Record extracts —
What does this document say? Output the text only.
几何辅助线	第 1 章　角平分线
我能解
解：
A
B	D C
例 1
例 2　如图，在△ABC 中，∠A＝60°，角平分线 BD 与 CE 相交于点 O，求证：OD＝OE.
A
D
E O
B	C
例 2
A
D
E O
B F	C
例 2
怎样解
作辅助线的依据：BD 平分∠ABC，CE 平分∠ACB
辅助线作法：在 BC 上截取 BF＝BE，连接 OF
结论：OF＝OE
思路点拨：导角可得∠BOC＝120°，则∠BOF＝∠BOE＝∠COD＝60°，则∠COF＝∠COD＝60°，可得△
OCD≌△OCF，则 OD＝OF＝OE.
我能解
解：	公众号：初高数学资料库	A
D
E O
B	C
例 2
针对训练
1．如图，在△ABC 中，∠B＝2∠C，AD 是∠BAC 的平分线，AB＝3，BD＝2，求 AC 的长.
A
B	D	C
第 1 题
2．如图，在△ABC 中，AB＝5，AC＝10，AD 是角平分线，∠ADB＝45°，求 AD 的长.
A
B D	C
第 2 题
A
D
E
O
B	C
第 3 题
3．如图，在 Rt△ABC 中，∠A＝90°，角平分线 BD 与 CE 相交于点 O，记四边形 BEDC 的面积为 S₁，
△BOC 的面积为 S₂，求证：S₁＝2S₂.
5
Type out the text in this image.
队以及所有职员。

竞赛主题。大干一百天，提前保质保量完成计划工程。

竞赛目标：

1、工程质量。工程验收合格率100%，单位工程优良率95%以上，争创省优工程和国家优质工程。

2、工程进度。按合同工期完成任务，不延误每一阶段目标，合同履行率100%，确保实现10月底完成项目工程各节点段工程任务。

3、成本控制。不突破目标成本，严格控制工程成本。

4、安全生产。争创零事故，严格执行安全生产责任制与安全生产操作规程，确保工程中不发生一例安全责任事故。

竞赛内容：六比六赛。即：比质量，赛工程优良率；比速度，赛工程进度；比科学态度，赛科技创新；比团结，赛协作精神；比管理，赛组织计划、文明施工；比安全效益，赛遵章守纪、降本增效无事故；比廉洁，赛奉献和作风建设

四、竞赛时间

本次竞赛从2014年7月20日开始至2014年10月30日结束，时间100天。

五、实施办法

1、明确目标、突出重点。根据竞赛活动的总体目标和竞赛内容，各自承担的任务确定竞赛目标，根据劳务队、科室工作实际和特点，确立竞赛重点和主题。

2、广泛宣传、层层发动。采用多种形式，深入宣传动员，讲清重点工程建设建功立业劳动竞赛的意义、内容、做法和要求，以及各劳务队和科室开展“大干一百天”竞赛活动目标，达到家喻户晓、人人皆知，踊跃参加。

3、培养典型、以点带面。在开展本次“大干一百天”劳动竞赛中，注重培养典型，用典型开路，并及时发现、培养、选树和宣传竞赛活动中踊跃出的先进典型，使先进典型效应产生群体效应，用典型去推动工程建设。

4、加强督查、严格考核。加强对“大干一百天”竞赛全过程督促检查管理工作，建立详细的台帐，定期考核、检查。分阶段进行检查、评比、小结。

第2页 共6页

What you have to do — In the records above, find each line holding "text" and copy it.

Correct result —
What does this document say? Output the text only.
Type out the text in this image.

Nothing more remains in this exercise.